→ **Text segment**:
◆ ◆ ◆ ◆ ◆ ◆ ◆

Tony Blair, Britain's former prime minister, has been accused by a retired senior official of "sycophancy" towards the US administration and of using "alarming subterfuge" to lead the UK into the war with Iraq.
Ken Macdonald, Britain's former senior prosecutor, made the comments after Blair admitted that the country would have backed the Iraq war even if he knew it did not have weapons of mass destruction.
Blair, who backed George Bush, the former US president, in the 2003 invasion of Iraq, said he would "still have thought it right to remove" Saddam Hussein, the Iraqi president, because of the threat he posed to the region.
Blair's comments to the BBC on Sunday led to calls for his prosecution for war crimes.
Macdonald, the former Director of Public Prosecutions, accused Blair in The Times newspaper on Monday of committing "alarming subterfuge" to mislead the British people into supporting the war.
"It is now very difficult to avoid the conclusion that Tony Blair engaged in an alarming subterfuge with his partner George Bush and went on to mislead and cajole the British people into a deadly war they had made perfectly clear they didn't want, and on a basis that it's increasingly hard to believe even he found truly credible," he said.
"This was a foreign policy disgrace of epic proportions and playing footsie on Sunday morning television does nothing to repair the damage."
Macdonald said that "Blair's fundamental flaw was his sycophancy towards those in power ... Washington turned his head and he couldn’t resist the stage or the glamour that it gave him".

◆ ◆ ◆ ◆ ◆ ◆ ◆

→ **Exercises to complete**:
a - Answer these questions from the article on Tony Blair and the Iraq war:
(i) What post did Ken Macdonald formerly hold?
(ii) In which newspaper, and on which day, did Macdonald make his accusation against Blair?
(iii) Why did Blair say he would still have thought it right to remove Saddam Hussein?
b - Resume the article on Tony Blair and the Iraq war from its final sentence.

Collected data entries:
◆ ◆ ◆ ◆ ◆ ◆ ◆

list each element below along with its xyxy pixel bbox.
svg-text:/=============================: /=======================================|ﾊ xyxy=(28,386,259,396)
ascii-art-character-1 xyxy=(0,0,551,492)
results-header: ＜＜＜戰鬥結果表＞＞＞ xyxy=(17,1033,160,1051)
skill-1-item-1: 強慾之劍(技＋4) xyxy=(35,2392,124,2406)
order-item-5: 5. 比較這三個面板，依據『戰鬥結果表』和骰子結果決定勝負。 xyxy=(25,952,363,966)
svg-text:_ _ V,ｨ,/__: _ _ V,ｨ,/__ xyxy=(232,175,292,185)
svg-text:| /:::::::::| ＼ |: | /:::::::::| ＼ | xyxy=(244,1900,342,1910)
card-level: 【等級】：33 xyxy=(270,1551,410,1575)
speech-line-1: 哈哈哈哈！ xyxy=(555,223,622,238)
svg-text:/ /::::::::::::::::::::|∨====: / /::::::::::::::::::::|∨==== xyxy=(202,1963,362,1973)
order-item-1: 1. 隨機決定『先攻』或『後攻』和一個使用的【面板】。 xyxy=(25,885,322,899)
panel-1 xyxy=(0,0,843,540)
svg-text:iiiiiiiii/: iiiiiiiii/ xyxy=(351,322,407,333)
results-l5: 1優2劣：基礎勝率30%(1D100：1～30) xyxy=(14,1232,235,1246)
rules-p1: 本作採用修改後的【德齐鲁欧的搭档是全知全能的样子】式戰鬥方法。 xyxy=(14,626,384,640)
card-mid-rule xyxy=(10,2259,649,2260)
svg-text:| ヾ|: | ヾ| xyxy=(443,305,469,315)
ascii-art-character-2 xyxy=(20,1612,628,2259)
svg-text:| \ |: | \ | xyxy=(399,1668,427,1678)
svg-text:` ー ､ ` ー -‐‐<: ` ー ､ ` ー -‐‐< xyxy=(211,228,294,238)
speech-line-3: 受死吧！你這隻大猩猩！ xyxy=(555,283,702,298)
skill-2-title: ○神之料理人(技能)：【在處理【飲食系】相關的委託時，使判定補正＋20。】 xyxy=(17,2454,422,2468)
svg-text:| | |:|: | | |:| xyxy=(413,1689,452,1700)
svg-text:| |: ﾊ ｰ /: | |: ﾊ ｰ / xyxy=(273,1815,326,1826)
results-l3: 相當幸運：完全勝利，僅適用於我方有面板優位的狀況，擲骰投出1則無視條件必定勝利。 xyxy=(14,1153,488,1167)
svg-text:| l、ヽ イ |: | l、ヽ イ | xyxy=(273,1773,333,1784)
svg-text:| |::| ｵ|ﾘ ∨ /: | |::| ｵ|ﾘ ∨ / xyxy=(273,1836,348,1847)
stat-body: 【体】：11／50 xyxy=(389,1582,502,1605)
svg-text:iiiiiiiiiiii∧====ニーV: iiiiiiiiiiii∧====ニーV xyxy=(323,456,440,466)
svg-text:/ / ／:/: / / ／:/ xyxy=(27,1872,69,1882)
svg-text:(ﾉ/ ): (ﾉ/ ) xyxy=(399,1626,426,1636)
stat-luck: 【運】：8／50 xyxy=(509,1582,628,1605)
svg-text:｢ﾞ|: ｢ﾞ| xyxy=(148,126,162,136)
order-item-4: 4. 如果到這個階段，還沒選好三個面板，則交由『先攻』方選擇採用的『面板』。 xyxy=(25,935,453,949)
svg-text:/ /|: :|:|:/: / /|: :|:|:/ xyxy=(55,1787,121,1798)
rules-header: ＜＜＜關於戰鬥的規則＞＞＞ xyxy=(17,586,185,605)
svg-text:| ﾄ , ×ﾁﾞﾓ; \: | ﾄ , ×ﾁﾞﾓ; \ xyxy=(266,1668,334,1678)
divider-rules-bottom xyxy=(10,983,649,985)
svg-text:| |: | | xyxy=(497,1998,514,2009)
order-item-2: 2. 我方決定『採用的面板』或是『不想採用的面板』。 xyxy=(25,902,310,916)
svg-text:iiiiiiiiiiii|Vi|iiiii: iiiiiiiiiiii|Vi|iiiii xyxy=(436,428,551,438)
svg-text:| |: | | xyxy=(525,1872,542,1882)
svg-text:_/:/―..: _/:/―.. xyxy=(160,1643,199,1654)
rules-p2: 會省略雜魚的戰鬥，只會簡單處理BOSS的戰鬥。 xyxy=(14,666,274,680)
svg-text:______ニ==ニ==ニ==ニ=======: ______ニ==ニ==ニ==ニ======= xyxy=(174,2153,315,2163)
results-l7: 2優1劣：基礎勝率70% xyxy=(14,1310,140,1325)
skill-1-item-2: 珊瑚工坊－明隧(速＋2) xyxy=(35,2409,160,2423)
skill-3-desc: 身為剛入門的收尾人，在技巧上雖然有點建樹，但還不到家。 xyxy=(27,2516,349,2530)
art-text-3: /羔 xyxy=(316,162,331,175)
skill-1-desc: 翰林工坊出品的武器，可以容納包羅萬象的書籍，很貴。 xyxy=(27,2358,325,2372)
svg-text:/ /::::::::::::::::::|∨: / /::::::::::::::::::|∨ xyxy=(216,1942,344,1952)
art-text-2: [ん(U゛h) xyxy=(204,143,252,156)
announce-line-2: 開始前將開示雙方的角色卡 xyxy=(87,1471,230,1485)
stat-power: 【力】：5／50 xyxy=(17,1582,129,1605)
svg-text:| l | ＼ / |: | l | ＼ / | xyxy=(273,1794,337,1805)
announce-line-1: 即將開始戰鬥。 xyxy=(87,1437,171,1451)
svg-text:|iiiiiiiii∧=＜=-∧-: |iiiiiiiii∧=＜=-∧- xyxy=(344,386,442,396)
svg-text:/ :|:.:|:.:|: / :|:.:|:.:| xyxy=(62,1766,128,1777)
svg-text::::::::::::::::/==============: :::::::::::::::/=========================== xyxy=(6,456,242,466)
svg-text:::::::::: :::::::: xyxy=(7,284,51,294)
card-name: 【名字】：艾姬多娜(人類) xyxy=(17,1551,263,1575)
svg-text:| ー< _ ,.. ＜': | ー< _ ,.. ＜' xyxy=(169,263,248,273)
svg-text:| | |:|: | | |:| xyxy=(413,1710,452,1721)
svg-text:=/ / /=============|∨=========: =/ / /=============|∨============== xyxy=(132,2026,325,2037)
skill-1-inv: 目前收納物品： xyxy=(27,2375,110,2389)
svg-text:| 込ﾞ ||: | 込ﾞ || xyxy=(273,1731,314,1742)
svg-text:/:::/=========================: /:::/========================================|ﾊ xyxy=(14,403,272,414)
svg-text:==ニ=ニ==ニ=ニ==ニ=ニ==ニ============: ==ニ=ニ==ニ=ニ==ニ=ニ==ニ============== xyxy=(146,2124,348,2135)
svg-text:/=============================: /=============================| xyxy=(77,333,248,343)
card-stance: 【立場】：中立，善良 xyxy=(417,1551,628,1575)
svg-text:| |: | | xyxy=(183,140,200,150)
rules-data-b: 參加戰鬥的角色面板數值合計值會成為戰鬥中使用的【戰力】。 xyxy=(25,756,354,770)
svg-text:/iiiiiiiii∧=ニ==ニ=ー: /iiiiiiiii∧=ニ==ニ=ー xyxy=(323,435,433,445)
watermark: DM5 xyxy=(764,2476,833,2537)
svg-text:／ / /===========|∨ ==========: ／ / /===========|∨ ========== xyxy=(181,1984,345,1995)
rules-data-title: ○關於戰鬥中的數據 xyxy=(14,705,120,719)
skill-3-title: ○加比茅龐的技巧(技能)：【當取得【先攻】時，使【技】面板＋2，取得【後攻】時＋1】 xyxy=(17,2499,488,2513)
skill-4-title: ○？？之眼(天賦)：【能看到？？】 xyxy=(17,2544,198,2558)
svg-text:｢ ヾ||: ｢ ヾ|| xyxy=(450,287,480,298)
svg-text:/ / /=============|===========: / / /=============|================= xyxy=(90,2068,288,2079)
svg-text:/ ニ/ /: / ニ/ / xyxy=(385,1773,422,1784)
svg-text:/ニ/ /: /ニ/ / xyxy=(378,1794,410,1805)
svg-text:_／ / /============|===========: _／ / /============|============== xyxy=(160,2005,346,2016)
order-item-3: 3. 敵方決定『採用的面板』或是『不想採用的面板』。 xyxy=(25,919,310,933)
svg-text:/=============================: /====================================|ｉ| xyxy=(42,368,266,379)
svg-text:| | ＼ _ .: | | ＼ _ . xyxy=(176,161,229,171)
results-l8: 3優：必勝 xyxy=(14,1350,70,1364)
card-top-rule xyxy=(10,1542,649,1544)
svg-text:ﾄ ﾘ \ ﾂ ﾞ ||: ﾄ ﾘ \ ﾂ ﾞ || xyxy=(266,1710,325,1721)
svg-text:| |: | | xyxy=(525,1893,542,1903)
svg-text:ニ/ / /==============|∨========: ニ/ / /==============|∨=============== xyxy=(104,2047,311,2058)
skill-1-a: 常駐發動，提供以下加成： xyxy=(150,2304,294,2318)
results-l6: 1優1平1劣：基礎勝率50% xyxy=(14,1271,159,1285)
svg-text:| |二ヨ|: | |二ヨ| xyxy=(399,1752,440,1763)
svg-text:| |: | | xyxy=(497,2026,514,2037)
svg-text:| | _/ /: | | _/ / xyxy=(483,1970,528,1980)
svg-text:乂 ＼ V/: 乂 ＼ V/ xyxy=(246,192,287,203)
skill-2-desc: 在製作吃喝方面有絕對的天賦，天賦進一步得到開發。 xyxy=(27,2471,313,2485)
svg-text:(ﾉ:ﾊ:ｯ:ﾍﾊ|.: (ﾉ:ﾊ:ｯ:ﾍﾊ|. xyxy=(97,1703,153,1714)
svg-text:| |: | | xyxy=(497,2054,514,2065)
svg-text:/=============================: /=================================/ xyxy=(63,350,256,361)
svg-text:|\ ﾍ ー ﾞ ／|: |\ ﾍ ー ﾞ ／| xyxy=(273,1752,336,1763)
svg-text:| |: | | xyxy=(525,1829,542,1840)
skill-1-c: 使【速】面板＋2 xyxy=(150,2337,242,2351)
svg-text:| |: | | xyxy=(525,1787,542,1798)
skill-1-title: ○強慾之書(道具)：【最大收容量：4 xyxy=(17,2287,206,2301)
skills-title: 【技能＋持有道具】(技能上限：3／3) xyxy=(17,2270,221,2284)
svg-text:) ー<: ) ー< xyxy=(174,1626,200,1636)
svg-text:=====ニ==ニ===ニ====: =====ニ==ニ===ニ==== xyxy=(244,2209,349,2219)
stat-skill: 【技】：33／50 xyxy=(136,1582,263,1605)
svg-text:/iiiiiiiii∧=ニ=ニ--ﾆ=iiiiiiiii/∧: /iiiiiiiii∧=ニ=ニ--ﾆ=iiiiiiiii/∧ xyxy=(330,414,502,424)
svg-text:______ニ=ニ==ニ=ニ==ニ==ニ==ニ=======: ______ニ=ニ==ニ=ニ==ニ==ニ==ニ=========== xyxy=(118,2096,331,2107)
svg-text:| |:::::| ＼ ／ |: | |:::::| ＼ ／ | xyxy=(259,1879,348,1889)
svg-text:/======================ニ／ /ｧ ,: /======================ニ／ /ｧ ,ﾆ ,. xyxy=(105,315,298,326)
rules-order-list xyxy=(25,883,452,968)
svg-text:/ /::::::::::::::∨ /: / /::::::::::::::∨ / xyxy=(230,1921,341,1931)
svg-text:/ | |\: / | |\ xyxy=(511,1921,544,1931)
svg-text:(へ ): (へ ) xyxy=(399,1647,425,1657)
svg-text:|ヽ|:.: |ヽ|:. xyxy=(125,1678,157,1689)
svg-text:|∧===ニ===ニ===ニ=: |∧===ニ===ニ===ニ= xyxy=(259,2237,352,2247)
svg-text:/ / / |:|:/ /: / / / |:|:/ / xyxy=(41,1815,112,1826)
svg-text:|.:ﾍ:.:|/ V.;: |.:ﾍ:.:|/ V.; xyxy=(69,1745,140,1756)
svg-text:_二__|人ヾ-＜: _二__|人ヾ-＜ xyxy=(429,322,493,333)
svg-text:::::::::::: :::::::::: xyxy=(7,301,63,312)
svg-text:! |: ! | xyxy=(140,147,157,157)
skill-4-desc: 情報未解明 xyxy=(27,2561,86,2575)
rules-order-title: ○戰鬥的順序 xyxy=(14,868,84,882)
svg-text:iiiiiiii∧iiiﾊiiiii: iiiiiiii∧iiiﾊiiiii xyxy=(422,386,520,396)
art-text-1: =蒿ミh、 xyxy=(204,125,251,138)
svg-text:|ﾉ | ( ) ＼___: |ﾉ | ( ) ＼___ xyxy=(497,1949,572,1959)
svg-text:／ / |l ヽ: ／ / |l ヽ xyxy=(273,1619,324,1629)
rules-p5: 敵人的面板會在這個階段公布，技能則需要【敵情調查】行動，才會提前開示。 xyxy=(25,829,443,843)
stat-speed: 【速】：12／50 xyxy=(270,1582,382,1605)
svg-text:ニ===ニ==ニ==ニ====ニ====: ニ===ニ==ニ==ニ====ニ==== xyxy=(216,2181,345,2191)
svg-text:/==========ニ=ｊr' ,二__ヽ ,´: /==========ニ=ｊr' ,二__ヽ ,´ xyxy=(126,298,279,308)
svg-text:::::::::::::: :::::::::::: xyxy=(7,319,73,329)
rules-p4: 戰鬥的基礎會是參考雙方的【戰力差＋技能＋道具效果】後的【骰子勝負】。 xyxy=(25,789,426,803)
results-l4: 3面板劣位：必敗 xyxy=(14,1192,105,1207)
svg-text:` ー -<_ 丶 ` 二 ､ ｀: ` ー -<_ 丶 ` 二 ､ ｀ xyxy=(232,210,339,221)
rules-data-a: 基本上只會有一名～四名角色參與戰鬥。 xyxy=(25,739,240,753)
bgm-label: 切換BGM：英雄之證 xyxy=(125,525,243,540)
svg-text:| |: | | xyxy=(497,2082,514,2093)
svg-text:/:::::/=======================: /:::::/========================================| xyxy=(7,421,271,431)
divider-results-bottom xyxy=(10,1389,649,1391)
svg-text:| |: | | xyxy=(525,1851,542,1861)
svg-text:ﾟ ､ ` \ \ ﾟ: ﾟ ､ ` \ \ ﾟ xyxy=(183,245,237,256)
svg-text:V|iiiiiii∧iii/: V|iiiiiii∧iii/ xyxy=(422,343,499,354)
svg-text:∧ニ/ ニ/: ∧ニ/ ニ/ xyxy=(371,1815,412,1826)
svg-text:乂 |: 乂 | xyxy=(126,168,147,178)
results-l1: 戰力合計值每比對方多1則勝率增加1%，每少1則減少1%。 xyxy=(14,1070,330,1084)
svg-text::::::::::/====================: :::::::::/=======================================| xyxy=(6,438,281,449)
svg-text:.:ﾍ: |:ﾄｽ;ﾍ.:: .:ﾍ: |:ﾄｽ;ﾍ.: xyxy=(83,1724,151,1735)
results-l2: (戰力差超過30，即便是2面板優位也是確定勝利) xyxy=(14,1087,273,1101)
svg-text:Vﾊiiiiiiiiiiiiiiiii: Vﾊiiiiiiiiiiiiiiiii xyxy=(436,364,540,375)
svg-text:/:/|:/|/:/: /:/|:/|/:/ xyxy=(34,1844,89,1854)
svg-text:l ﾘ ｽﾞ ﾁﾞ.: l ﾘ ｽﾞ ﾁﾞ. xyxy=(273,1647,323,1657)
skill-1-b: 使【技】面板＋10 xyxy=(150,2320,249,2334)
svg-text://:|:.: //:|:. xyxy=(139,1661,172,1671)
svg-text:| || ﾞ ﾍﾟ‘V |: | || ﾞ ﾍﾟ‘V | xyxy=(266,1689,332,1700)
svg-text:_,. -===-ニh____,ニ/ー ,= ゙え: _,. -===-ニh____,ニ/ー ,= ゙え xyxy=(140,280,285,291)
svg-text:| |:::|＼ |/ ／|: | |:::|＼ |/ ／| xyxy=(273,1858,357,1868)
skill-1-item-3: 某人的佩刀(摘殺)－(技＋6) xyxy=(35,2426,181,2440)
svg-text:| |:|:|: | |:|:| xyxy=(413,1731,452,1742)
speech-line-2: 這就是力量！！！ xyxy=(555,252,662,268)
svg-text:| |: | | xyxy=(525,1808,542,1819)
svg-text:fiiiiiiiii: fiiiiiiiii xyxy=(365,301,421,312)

◆ ◆ ◆ ◆ ◆ ◆ ◆

→ **Written answers**:
a -
(i) He was Director of Public Prosecutions.
(ii) In The Times, on Monday.
(iii) Because of the threat Saddam Hussein posed to the region.

b -
Iraq inquiry
Macdonald, who works at the same law chambers as Blair's wife, challenged the head of a public inquiry into the war "to reveal the truth without fear."
Blair is due to give evidence to the British inquiry, led by former civil servant John Chilcot, early next year.
Reports suggesting Blair may back away from giving evidence in public were dismissed by an inquiry spokesman.
The unnamed spokesman told The Times: "Mr Blair will be appearing very much in public and will be questioned in detail on a wide range of issues."
Macdonald has suggested that the inquiry's performance has so far been generally unchallenging.
He said: "If Chilcot fails to reveal truth without fear in this Middle Eastern story of violence and destruction, the inquiry will be held in deserved and withering contempt."
Blair justified the war on the basis of Iraq's possession of weapons of mass destruction and long-range missiles and its non-compliance with UN weapons inspections, in defiance of numerous UN resolutions.
The alleged chemical and biological weapons were never found.